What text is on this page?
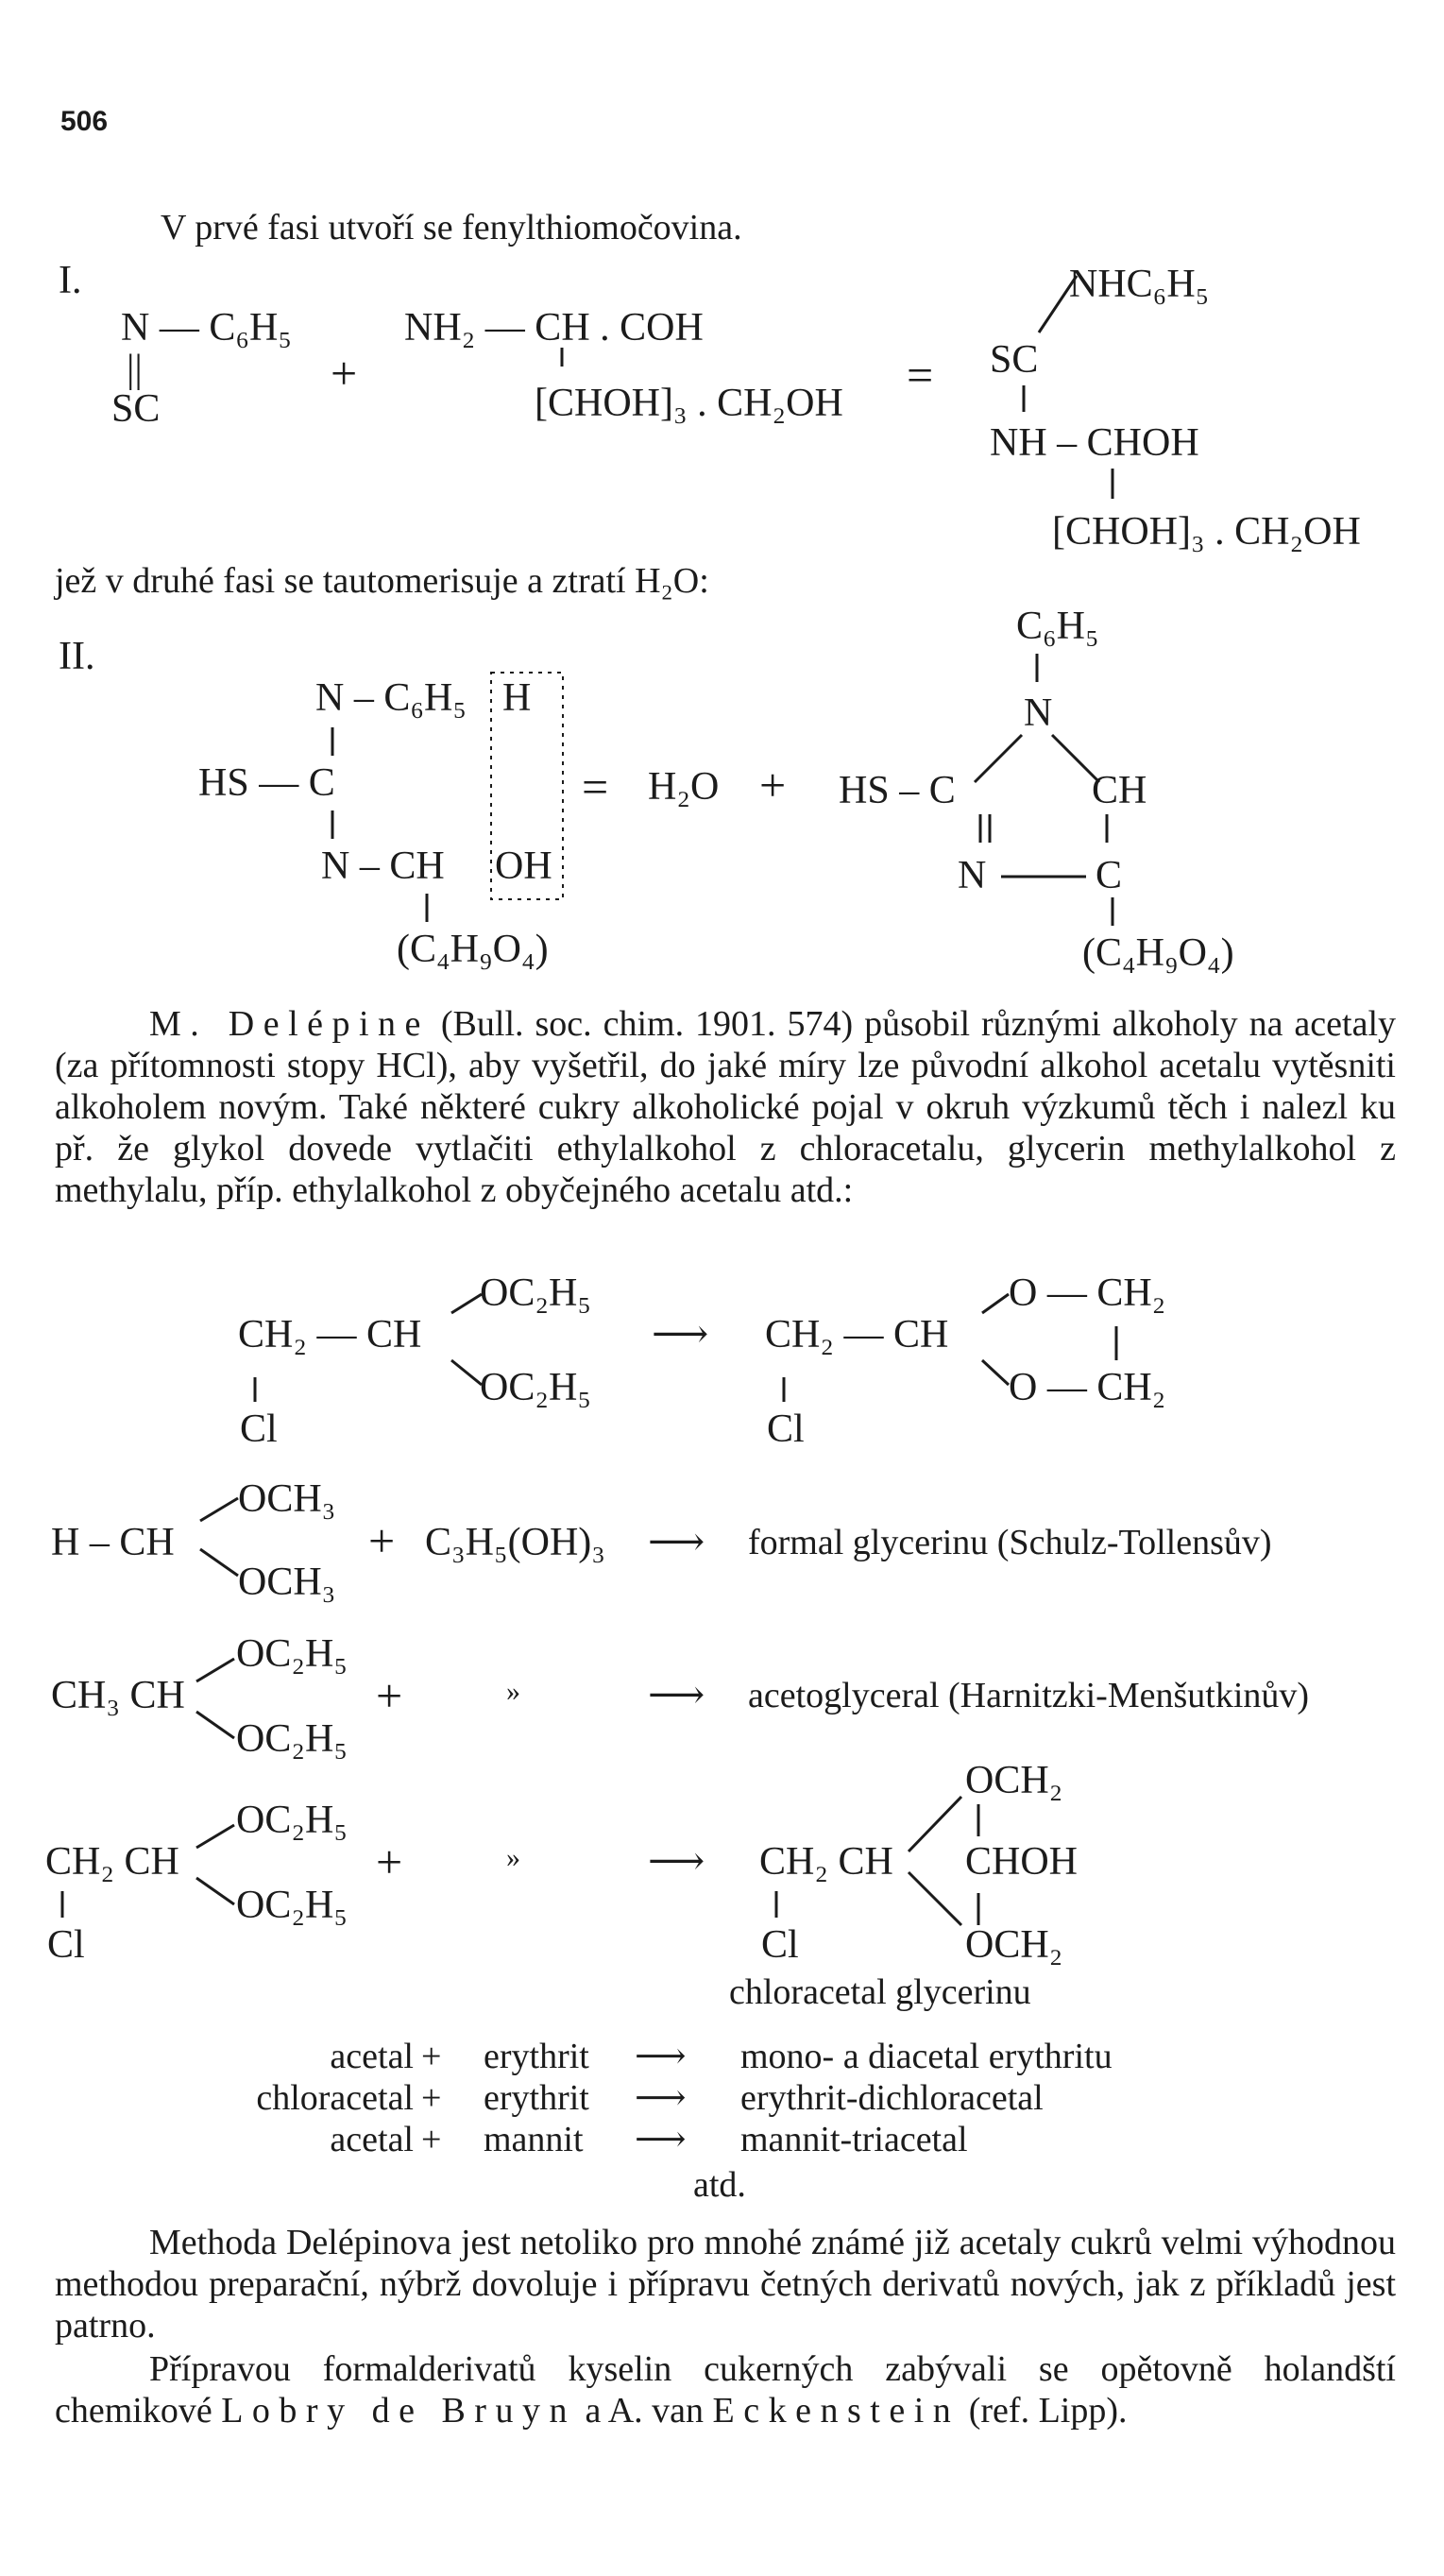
506
V prvé fasi utvoří se fenylthiomočovina.
I.
N — C₆H₅
||
SC
+
NH₂ — CH . COH
[CHOH]₃ . CH₂OH
=
NHC₆H₅
SC
NH – CHOH
[CHOH]₃ . CH₂OH
jež v druhé fasi se tautomerisuje a ztratí H₂O:
II.
N – C₆H₅ H
HS — C
N – CH OH
(C₄H₉O₄)
= H₂O +
C₆H₅
N
HS – C	CH
N	C
(C₄H₉O₄)
M. Delépine (Bull. soc. chim. 1901. 574) působil různými alkoholy na acetaly (za přítomnosti stopy HCl), aby vyšetřil, do jaké míry lze původní alkohol acetalu vytěsniti alkoholem novým. Také některé cukry alkoholické pojal v okruh výzkumů těch i nalezl ku př. že glykol dovede vytlačiti ethylalkohol z chloracetalu, glycerin methylalkohol z methylalu, příp. ethylalkohol z obyčejného acetalu atd.:
CH₂ — CH
OC₂H₅
OC₂H₅
Cl
⟶ CH₂ — CH
O — CH₂
O — CH₂
Cl
H – CH
OCH₃
OCH₃
+ C₃H₅(OH)₃ ⟶ formal glycerinu (Schulz-Tollensův)
CH₃ CH
OC₂H₅
OC₂H₅
+	»	⟶ acetoglyceral (Harnitzki-Menšutkinův)
CH₂ CH
OC₂H₅
OC₂H₅
Cl
+	»	⟶ CH₂ CH
Cl
OCH₂
CHOH
OCH₂
chloracetal glycerinu
acetal + erythrit ⟶ mono- a diacetal erythritu
chloracetal + erythrit ⟶ erythrit-dichloracetal
acetal + mannit ⟶ mannit-triacetal
atd.
Methoda Delépinova jest netoliko pro mnohé známé již acetaly cukrů velmi výhodnou methodou preparační, nýbrž dovoluje i přípravu četných derivatů nových, jak z příkladů jest patrno.
Přípravou formalderivatů kyselin cukerných zabývali se opětovně holandští chemikové Lobry de Bruyn a A. van Eckenstein (ref. Lipp).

## AIM OF THE EXERCISE
Output the entries above exactly. Drop the pictures.

## EXPECTED ANSWER
What text is on this page?
506
V prvé fasi utvoří se fenylthiomočovina.
I.
N — C₆H₅
||
SC
+
NH₂ — CH . COH
[CHOH]₃ . CH₂OH
=
NHC₆H₅
SC
NH – CHOH
[CHOH]₃ . CH₂OH
jež v druhé fasi se tautomerisuje a ztratí H₂O:
II.
N – C₆H₅ H
HS — C
N – CH OH
(C₄H₉O₄)
= H₂O +
C₆H₅
N
HS – C	CH
N	C
(C₄H₉O₄)
M. Delépine (Bull. soc. chim. 1901. 574) působil různými alkoholy na acetaly (za přítomnosti stopy HCl), aby vyšetřil, do jaké míry lze původní alkohol acetalu vytěsniti alkoholem novým. Také některé cukry alkoholické pojal v okruh výzkumů těch i nalezl ku př. že glykol dovede vytlačiti ethylalkohol z chloracetalu, glycerin methylalkohol z methylalu, příp. ethylalkohol z obyčejného acetalu atd.:
CH₂ — CH
OC₂H₅
OC₂H₅
Cl
⟶ CH₂ — CH
O — CH₂
O — CH₂
Cl
H – CH
OCH₃
OCH₃
+ C₃H₅(OH)₃ ⟶ formal glycerinu (Schulz-Tollensův)
CH₃ CH
OC₂H₅
OC₂H₅
+	»	⟶ acetoglyceral (Harnitzki-Menšutkinův)
CH₂ CH
OC₂H₅
OC₂H₅
Cl
+	»	⟶ CH₂ CH
Cl
OCH₂
CHOH
OCH₂
chloracetal glycerinu
acetal + erythrit ⟶ mono- a diacetal erythritu
chloracetal + erythrit ⟶ erythrit-dichloracetal
acetal + mannit ⟶ mannit-triacetal
atd.
Methoda Delépinova jest netoliko pro mnohé známé již acetaly cukrů velmi výhodnou methodou preparační, nýbrž dovoluje i přípravu četných derivatů nových, jak z příkladů jest patrno.
Přípravou formalderivatů kyselin cukerných zabývali se opětovně holandští chemikové Lobry de Bruyn a A. van Eckenstein (ref. Lipp).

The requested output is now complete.